━━━━━ DATA SUPPLIED

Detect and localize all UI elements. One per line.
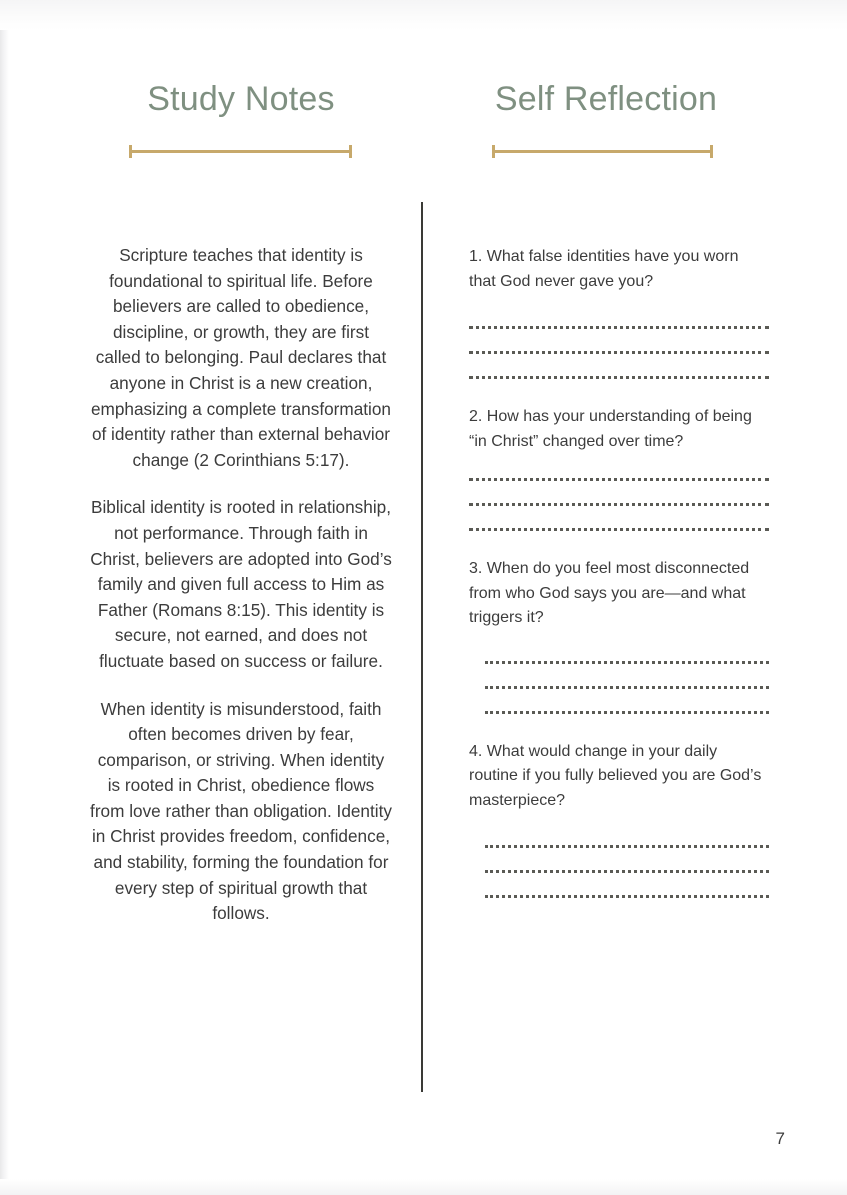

━━━━━━━━━━
━━━━━ DATA SUPPLIED

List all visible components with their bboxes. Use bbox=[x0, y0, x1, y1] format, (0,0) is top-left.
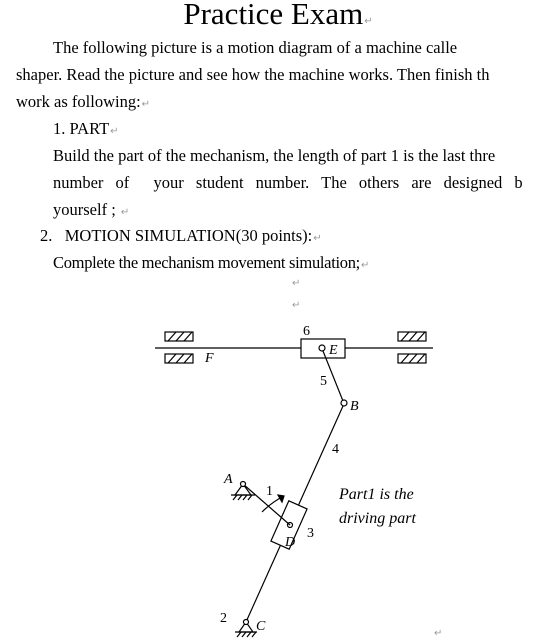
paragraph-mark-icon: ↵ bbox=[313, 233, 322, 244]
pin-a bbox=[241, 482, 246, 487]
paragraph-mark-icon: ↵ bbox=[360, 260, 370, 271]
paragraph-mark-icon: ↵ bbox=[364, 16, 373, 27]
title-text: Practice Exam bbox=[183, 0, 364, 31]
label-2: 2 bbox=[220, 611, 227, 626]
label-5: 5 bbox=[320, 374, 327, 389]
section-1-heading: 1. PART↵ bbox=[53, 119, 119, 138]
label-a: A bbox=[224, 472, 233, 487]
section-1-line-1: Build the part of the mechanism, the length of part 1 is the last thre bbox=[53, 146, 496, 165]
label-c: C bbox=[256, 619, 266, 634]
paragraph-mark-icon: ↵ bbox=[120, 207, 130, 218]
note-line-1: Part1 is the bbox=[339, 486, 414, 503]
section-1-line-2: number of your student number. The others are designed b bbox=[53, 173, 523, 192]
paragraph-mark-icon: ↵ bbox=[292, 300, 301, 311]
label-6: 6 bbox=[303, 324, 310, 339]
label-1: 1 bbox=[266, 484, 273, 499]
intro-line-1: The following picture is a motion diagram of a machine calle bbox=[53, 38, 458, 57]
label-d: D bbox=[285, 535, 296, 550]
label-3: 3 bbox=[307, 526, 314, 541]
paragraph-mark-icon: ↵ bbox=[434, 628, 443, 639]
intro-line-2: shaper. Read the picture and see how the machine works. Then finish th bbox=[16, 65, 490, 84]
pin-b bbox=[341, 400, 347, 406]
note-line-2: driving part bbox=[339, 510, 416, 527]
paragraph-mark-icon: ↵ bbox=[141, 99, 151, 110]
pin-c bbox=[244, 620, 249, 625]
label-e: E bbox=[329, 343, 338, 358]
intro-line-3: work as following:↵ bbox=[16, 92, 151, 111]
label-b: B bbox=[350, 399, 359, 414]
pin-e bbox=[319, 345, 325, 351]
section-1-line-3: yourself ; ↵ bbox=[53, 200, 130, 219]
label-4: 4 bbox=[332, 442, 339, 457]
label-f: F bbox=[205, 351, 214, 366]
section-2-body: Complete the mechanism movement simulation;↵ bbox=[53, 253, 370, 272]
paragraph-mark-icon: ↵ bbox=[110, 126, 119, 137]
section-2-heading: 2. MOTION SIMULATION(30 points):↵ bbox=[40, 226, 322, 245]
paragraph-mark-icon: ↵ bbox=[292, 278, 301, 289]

━━━━━━━━━━

— EXERCISE OBJECTIVE —
Copy the material word for word, beginning at the line that contains "List all visible" and stopping after the line that contains "label-c: C bbox=[256, 619, 266, 634]". Leave the picture out of your copy.

— EXERCISE OUTPUT —
List all visible components with their bboxes. Use bbox=[x0, y0, x1, y1] format, (0,0) is top-left.
paragraph-mark-icon: ↵ bbox=[313, 233, 322, 244]
pin-a bbox=[241, 482, 246, 487]
paragraph-mark-icon: ↵ bbox=[360, 260, 370, 271]
paragraph-mark-icon: ↵ bbox=[364, 16, 373, 27]
title-text: Practice Exam bbox=[183, 0, 364, 31]
label-2: 2 bbox=[220, 611, 227, 626]
label-5: 5 bbox=[320, 374, 327, 389]
section-1-heading: 1. PART↵ bbox=[53, 119, 119, 138]
label-a: A bbox=[224, 472, 233, 487]
section-1-line-1: Build the part of the mechanism, the length of part 1 is the last thre bbox=[53, 146, 496, 165]
label-c: C bbox=[256, 619, 266, 634]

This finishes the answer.